## Short problem
Each line that holds the word "symbol" is to be identified and copied.

## Material supplied
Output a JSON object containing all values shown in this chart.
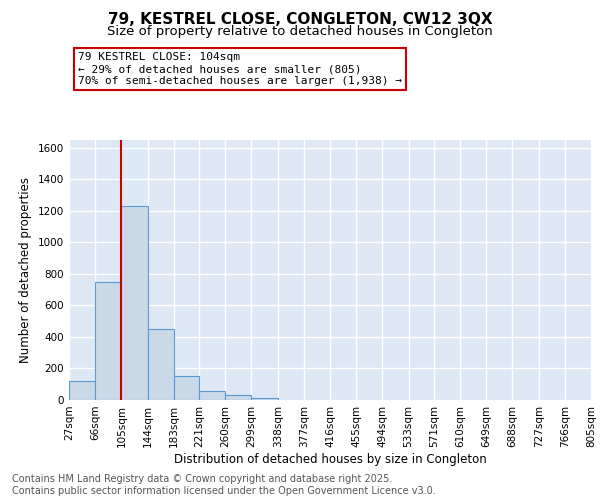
{
  "title1": "79, KESTREL CLOSE, CONGLETON, CW12 3QX",
  "title2": "Size of property relative to detached houses in Congleton",
  "xlabel": "Distribution of detached houses by size in Congleton",
  "ylabel": "Number of detached properties",
  "bin_edges": [
    27,
    66,
    105,
    144,
    183,
    221,
    260,
    299,
    338,
    377,
    416,
    455,
    494,
    533,
    571,
    610,
    649,
    688,
    727,
    766,
    805
  ],
  "bar_heights": [
    120,
    750,
    1230,
    450,
    150,
    60,
    30,
    15,
    0,
    0,
    0,
    0,
    0,
    0,
    0,
    0,
    0,
    0,
    0,
    0
  ],
  "bar_color": "#c9d9e8",
  "bar_edge_color": "#5b9bd5",
  "red_line_x": 105,
  "annotation_line1": "79 KESTREL CLOSE: 104sqm",
  "annotation_line2": "← 29% of detached houses are smaller (805)",
  "annotation_line3": "70% of semi-detached houses are larger (1,938) →",
  "annotation_box_color": "#ffffff",
  "annotation_border_color": "#cc0000",
  "ylim": [
    0,
    1650
  ],
  "yticks": [
    0,
    200,
    400,
    600,
    800,
    1000,
    1200,
    1400,
    1600
  ],
  "background_color": "#dde8f4",
  "grid_color": "#ffffff",
  "footer1": "Contains HM Land Registry data © Crown copyright and database right 2025.",
  "footer2": "Contains public sector information licensed under the Open Government Licence v3.0.",
  "title_fontsize": 11,
  "subtitle_fontsize": 9.5,
  "axis_label_fontsize": 8.5,
  "tick_fontsize": 7.5,
  "annotation_fontsize": 8,
  "footer_fontsize": 7
}
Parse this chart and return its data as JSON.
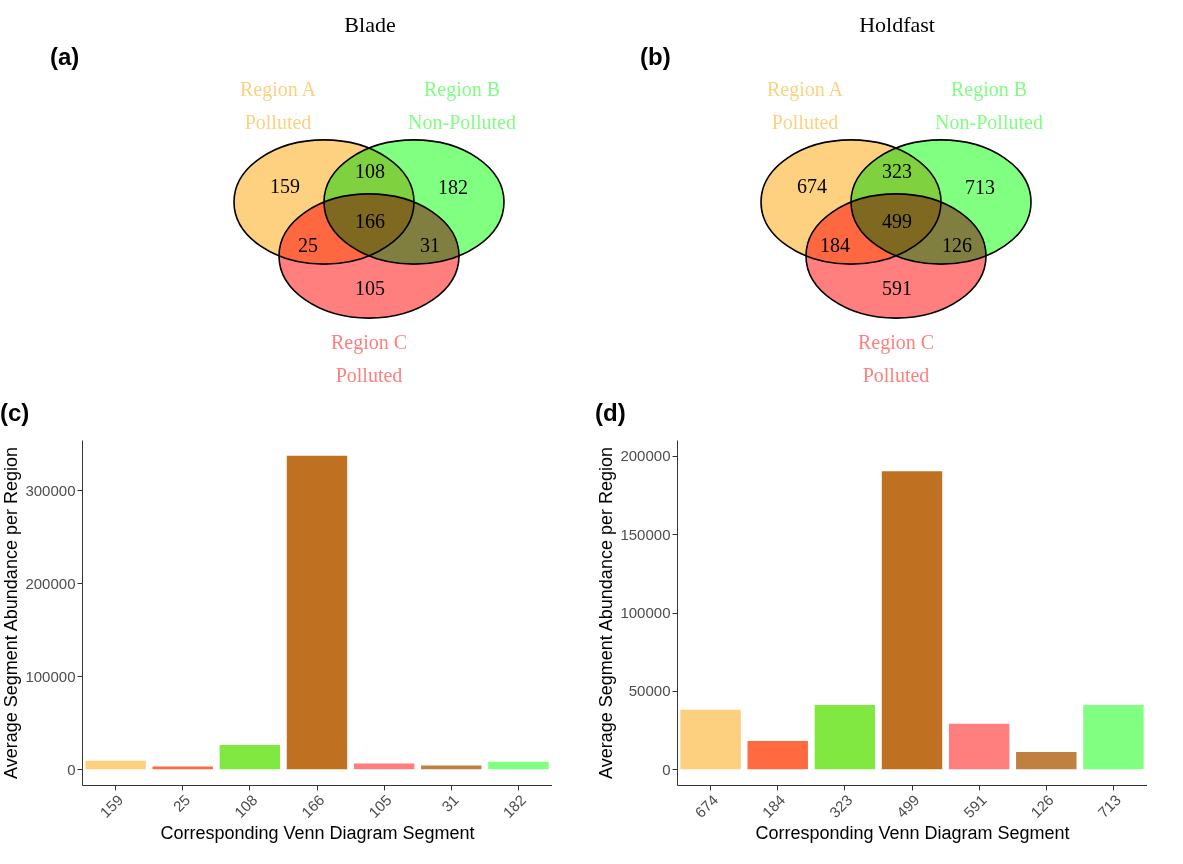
{
  "chart_data": [
    {
      "type": "other",
      "title": "Blade",
      "annotations": [
        "(a)",
        "159",
        "108",
        "182",
        "25",
        "166",
        "31",
        "105"
      ],
      "series": [
        {
          "name": "Region A\nPolluted",
          "color": "#fdd17f"
        },
        {
          "name": "Region B\nNon-Polluted",
          "color": "#80ff80"
        },
        {
          "name": "Region C\nPolluted",
          "color": "#ff7f7f"
        }
      ]
    },
    {
      "type": "other",
      "title": "Holdfast",
      "annotations": [
        "(b)",
        "674",
        "323",
        "713",
        "184",
        "499",
        "126",
        "591"
      ],
      "series": [
        {
          "name": "Region A\nPolluted",
          "color": "#fdd17f"
        },
        {
          "name": "Region B\nNon-Polluted",
          "color": "#80ff80"
        },
        {
          "name": "Region C\nPolluted",
          "color": "#ff7f7f"
        }
      ]
    },
    {
      "type": "bar",
      "annotations": [
        "(c)"
      ],
      "xlabel": "Corresponding Venn Diagram Segment",
      "ylabel": "Average Segment Abundance per Region",
      "categories": [
        "159",
        "25",
        "108",
        "166",
        "105",
        "31",
        "182"
      ],
      "values": [
        9000,
        3000,
        26000,
        337000,
        6000,
        4000,
        8000
      ],
      "colors": [
        "#fdd07f",
        "#ff6a40",
        "#80e840",
        "#bf7020",
        "#ff7f7f",
        "#c08040",
        "#80ff80"
      ],
      "ylim": [
        -17000,
        354000
      ],
      "yticks": [
        0,
        100000,
        200000,
        300000
      ],
      "grid": false
    },
    {
      "type": "bar",
      "annotations": [
        "(d)"
      ],
      "xlabel": "Corresponding Venn Diagram Segment",
      "ylabel": "Average Segment Abundance per Region",
      "categories": [
        "674",
        "184",
        "323",
        "499",
        "591",
        "126",
        "713"
      ],
      "values": [
        38000,
        18000,
        41000,
        190000,
        29000,
        11000,
        41000
      ],
      "colors": [
        "#fdd07f",
        "#ff6a40",
        "#80e840",
        "#bf7020",
        "#ff7f7f",
        "#c08040",
        "#80ff80"
      ],
      "ylim": [
        -10000,
        210000
      ],
      "yticks": [
        0,
        50000,
        100000,
        150000,
        200000
      ],
      "grid": false
    }
  ]
}
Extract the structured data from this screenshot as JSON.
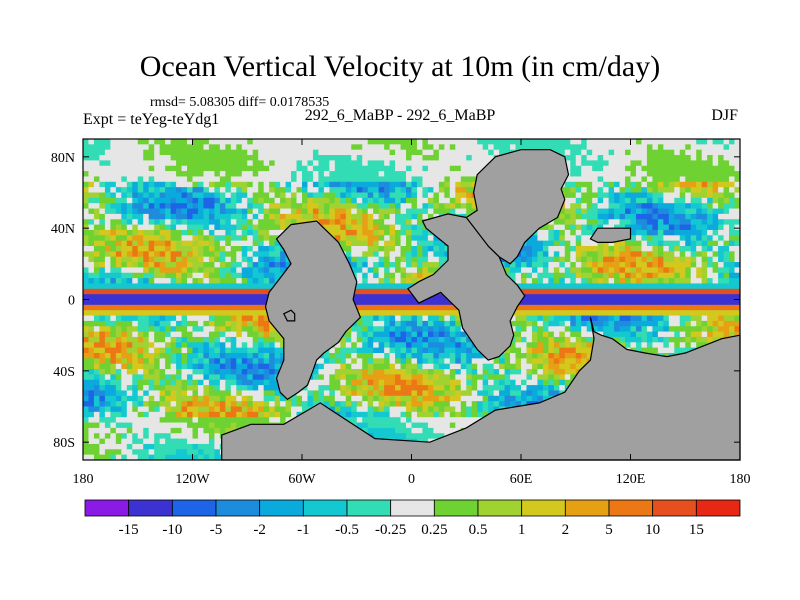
{
  "chart_data": {
    "type": "heatmap",
    "title": "Ocean Vertical Velocity at 10m (in cm/day)",
    "left_title": "Expt = teYeg-teYdg1",
    "center_title": "292_6_MaBP - 292_6_MaBP",
    "right_title": "DJF",
    "stats_text": "rmsd= 5.08305 diff= 0.0178535",
    "x_ticks": [
      "180",
      "120W",
      "60W",
      "0",
      "60E",
      "120E",
      "180"
    ],
    "y_ticks": [
      "80N",
      "40N",
      "0",
      "40S",
      "80S"
    ],
    "xlim": [
      -180,
      180
    ],
    "ylim": [
      -90,
      90
    ],
    "colorbar": {
      "labels": [
        "-15",
        "-10",
        "-5",
        "-2",
        "-1",
        "-0.5",
        "-0.25",
        "0.25",
        "0.5",
        "1",
        "2",
        "5",
        "10",
        "15"
      ],
      "colors": [
        "#8b1ae6",
        "#3c32d2",
        "#1e64e6",
        "#1e8cdc",
        "#0aaadc",
        "#14c8d2",
        "#32dcb4",
        "#e6e6e6",
        "#6ed232",
        "#a0d232",
        "#d2c81e",
        "#e6a014",
        "#eb7814",
        "#e6501e",
        "#e62814"
      ]
    },
    "land_color": "#a0a0a0"
  }
}
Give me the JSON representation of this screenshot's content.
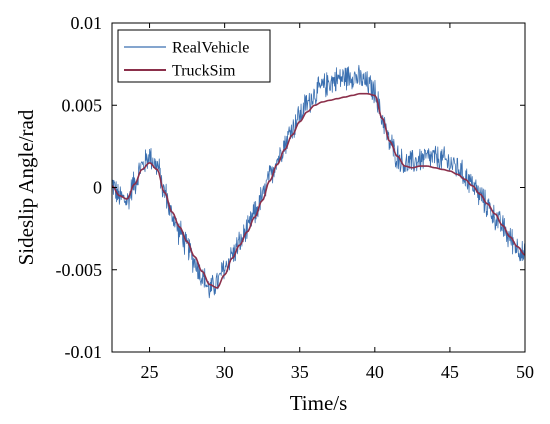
{
  "chart_data": {
    "type": "line",
    "xlabel": "Time/s",
    "ylabel": "Sideslip Angle/rad",
    "xlim": [
      22.5,
      50
    ],
    "ylim": [
      -0.01,
      0.01
    ],
    "xticks": [
      25,
      30,
      35,
      40,
      45,
      50
    ],
    "xtick_labels": [
      "25",
      "30",
      "35",
      "40",
      "45",
      "50"
    ],
    "yticks": [
      -0.01,
      -0.005,
      0,
      0.005,
      0.01
    ],
    "ytick_labels": [
      "-0.01",
      "-0.005",
      "0",
      "0.005",
      "0.01"
    ],
    "legend": {
      "position": "top-left"
    },
    "series": [
      {
        "name": "RealVehicle",
        "color": "#3a6fb0",
        "noise_amplitude": 0.0009,
        "x": [
          22.5,
          23.0,
          23.5,
          24.0,
          24.5,
          25.0,
          25.5,
          26.0,
          26.5,
          27.0,
          27.5,
          28.0,
          28.5,
          29.0,
          29.5,
          30.0,
          30.5,
          31.0,
          31.5,
          32.0,
          32.5,
          33.0,
          33.5,
          34.0,
          34.5,
          35.0,
          35.5,
          36.0,
          36.5,
          37.0,
          37.5,
          38.0,
          38.5,
          39.0,
          39.5,
          40.0,
          40.5,
          41.0,
          41.5,
          42.0,
          42.5,
          43.0,
          43.5,
          44.0,
          44.5,
          45.0,
          45.5,
          46.0,
          46.5,
          47.0,
          47.5,
          48.0,
          48.5,
          49.0,
          49.5,
          50.0
        ],
        "values": [
          0.0002,
          -0.0006,
          -0.0008,
          0.0003,
          0.0013,
          0.0019,
          0.0013,
          -0.0003,
          -0.0017,
          -0.0027,
          -0.0036,
          -0.0045,
          -0.0054,
          -0.0062,
          -0.0058,
          -0.0049,
          -0.0041,
          -0.0034,
          -0.0026,
          -0.0016,
          -0.0006,
          0.0006,
          0.0017,
          0.0027,
          0.0036,
          0.0044,
          0.0051,
          0.0057,
          0.0061,
          0.0064,
          0.0066,
          0.0067,
          0.0068,
          0.0066,
          0.0063,
          0.0058,
          0.0042,
          0.0027,
          0.0019,
          0.0014,
          0.0015,
          0.0017,
          0.0018,
          0.0018,
          0.0017,
          0.0015,
          0.0012,
          0.0007,
          0.0002,
          -0.0005,
          -0.0011,
          -0.0018,
          -0.0024,
          -0.0031,
          -0.0036,
          -0.0042
        ]
      },
      {
        "name": "TruckSim",
        "color": "#8b2f4a",
        "x": [
          22.5,
          23.0,
          23.5,
          24.0,
          24.5,
          25.0,
          25.5,
          26.0,
          26.5,
          27.0,
          27.5,
          28.0,
          28.5,
          29.0,
          29.5,
          30.0,
          30.5,
          31.0,
          31.5,
          32.0,
          32.5,
          33.0,
          33.5,
          34.0,
          34.5,
          35.0,
          35.5,
          36.0,
          36.5,
          37.0,
          37.5,
          38.0,
          38.5,
          39.0,
          39.5,
          40.0,
          40.5,
          41.0,
          41.5,
          42.0,
          42.5,
          43.0,
          43.5,
          44.0,
          44.5,
          45.0,
          45.5,
          46.0,
          46.5,
          47.0,
          47.5,
          48.0,
          48.5,
          49.0,
          49.5,
          50.0
        ],
        "values": [
          0.0001,
          -0.0005,
          -0.0007,
          0.0002,
          0.0011,
          0.0015,
          0.0011,
          -0.0003,
          -0.0015,
          -0.0024,
          -0.0033,
          -0.0042,
          -0.0051,
          -0.0059,
          -0.0061,
          -0.0053,
          -0.0043,
          -0.0035,
          -0.0027,
          -0.0018,
          -0.0008,
          0.0004,
          0.0014,
          0.0023,
          0.0032,
          0.004,
          0.0046,
          0.005,
          0.0052,
          0.0053,
          0.0054,
          0.0055,
          0.0056,
          0.0057,
          0.0057,
          0.0056,
          0.0042,
          0.0028,
          0.0019,
          0.0013,
          0.0012,
          0.0013,
          0.0013,
          0.0012,
          0.0011,
          0.001,
          0.0008,
          0.0005,
          0.0001,
          -0.0004,
          -0.001,
          -0.0016,
          -0.0023,
          -0.003,
          -0.0036,
          -0.0041
        ]
      }
    ]
  }
}
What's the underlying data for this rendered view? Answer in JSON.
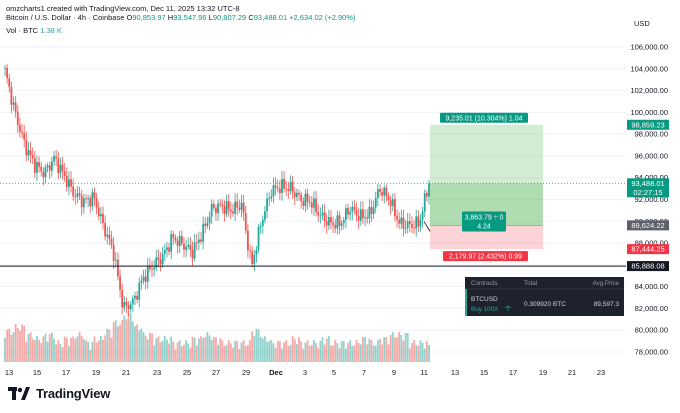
{
  "header": {
    "title": "Bitcoin / U.S. Dollar · 4h · Coinbase",
    "created": "omzcharts1 created with TradingView.com, Dec 11, 2025 13:32 UTC-8",
    "ohlc": [
      {
        "key": "O",
        "value": "90,853.97"
      },
      {
        "key": "H",
        "value": "93,547.96"
      },
      {
        "key": "L",
        "value": "90,807.29"
      },
      {
        "key": "C",
        "value": "93,488.01"
      }
    ],
    "change": "+2,634.02 (+2.90%)",
    "vol_label": "Vol · BTC",
    "vol_value": "1.38 K"
  },
  "axis": {
    "currency": "USD",
    "ticks": [
      "106,000.00",
      "104,000.00",
      "102,000.00",
      "100,000.00",
      "98,000.00",
      "96,000.00",
      "94,000.00",
      "92,000.00",
      "90,000.00",
      "88,000.00",
      "86,000.00",
      "84,000.00",
      "82,000.00",
      "80,000.00",
      "78,000.00"
    ],
    "x_labels": [
      "13",
      "15",
      "17",
      "19",
      "21",
      "23",
      "25",
      "27",
      "29",
      "Dec",
      "3",
      "5",
      "7",
      "9",
      "11",
      "13",
      "15",
      "17",
      "19",
      "21",
      "23"
    ]
  },
  "price_labels": {
    "target": "98,859.23",
    "current": "93,488.01",
    "countdown": "02:27:15",
    "entry": "89,624.22",
    "stop": "87,444.25",
    "line": "85,888.08"
  },
  "position_tool": {
    "target_text": "9,235.01 (10.304%) 1.04",
    "mid_text_1": "3,863.79 ÷ 0",
    "mid_text_2": "4.24",
    "stop_text": "2,179.97 (2.432%) 0.99"
  },
  "trade_panel": {
    "headers": [
      "Contracts",
      "Total",
      "Avg.Price"
    ],
    "symbol": "BTCUSD",
    "side": "Buy 100X",
    "total": "0.309920 BTC",
    "avg_price": "89,597.3"
  },
  "brand": {
    "name": "TradingView"
  },
  "colors": {
    "up": "#26a69a",
    "down": "#ef5350",
    "target_zone": "#a5d6a7",
    "stop_zone": "#ffcdd2",
    "label_green": "#089981",
    "label_red": "#f23645"
  },
  "chart_data": {
    "type": "candlestick",
    "symbol": "Bitcoin / U.S. Dollar",
    "interval": "4h",
    "ylim": [
      77000,
      107000
    ],
    "x_range_days": [
      13,
      45
    ],
    "horizontal_line": 85888.08,
    "position": {
      "entry": 89624.22,
      "target": 98859.23,
      "stop": 87444.25
    },
    "series": [
      {
        "name": "close",
        "x": [
          12.8,
          13.5,
          14,
          14.6,
          15.2,
          16,
          16.8,
          17.5,
          18.2,
          18.8,
          19.4,
          20,
          20.4,
          20.9,
          21.5,
          22,
          22.6,
          23.2,
          24,
          24.8,
          25.5,
          26.2,
          27,
          28,
          29,
          30,
          30.5,
          31,
          31.6,
          32,
          32.6,
          33.2,
          34,
          34.8,
          35.5,
          36.2,
          37,
          37.8,
          38.5,
          39.2,
          39.8,
          40.3,
          40.8,
          41.2
        ],
        "y": [
          103800,
          100000,
          97000,
          95200,
          94400,
          95800,
          94200,
          92500,
          91800,
          92200,
          89500,
          87200,
          82000,
          82600,
          84800,
          85900,
          86800,
          88500,
          87900,
          87200,
          88900,
          91200,
          91400,
          91000,
          91600,
          85800,
          90000,
          92800,
          93200,
          93000,
          92000,
          91800,
          90500,
          89800,
          89800,
          91200,
          90400,
          90600,
          93000,
          92000,
          89800,
          89600,
          89800,
          93488
        ]
      },
      {
        "name": "volume",
        "values": [
          6,
          7,
          5,
          4,
          5,
          3,
          4,
          5,
          3,
          4,
          6,
          8,
          10,
          7,
          5,
          4,
          4,
          3,
          3,
          4,
          5,
          4,
          3,
          3,
          3,
          6,
          4,
          3,
          3,
          4,
          3,
          3,
          4,
          3,
          3,
          3,
          4,
          3,
          4,
          5,
          5,
          3,
          3,
          2
        ]
      }
    ]
  }
}
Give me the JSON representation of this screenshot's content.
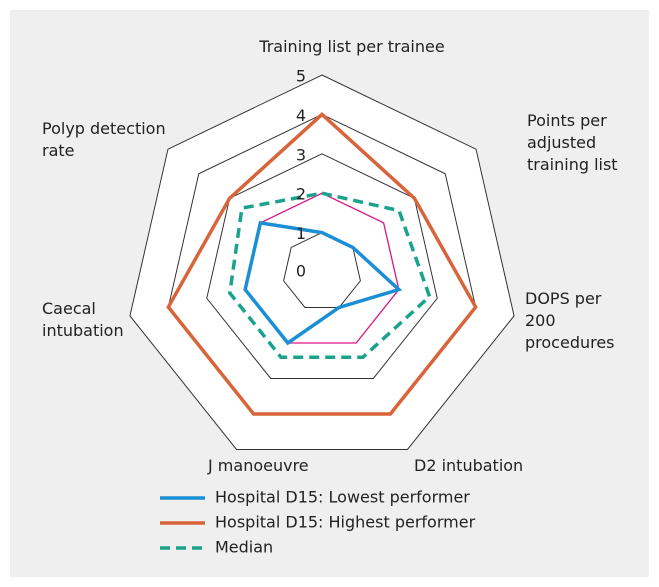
{
  "chart_data": {
    "type": "radar",
    "categories": [
      "Training list per trainee",
      "Points per adjusted training list",
      "DOPS per 200 procedures",
      "D2 intubation",
      "J manoeuvre",
      "Caecal intubation",
      "Polyp detection rate"
    ],
    "series": [
      {
        "name": "Hospital D15: Lowest performer",
        "color": "#1a8fd6",
        "dash": false,
        "values": [
          1,
          1,
          2,
          1,
          2,
          2,
          2
        ]
      },
      {
        "name": "Hospital D15: Highest performer",
        "color": "#d9643a",
        "dash": false,
        "values": [
          4,
          3,
          4,
          4,
          4,
          4,
          3
        ]
      },
      {
        "name": "Median",
        "color": "#1aa38c",
        "dash": true,
        "values": [
          2,
          2.5,
          2.8,
          2.4,
          2.4,
          2.4,
          2.6
        ]
      }
    ],
    "ylim": [
      0,
      5
    ],
    "yticks": [
      0,
      1,
      2,
      3,
      4,
      5
    ],
    "reference_ring": 2,
    "reference_color": "#e0148c"
  }
}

## Exercise answer
    "symbol": "BTCUSD",
    "symbol": "Bitcoin / U.S. Dollar",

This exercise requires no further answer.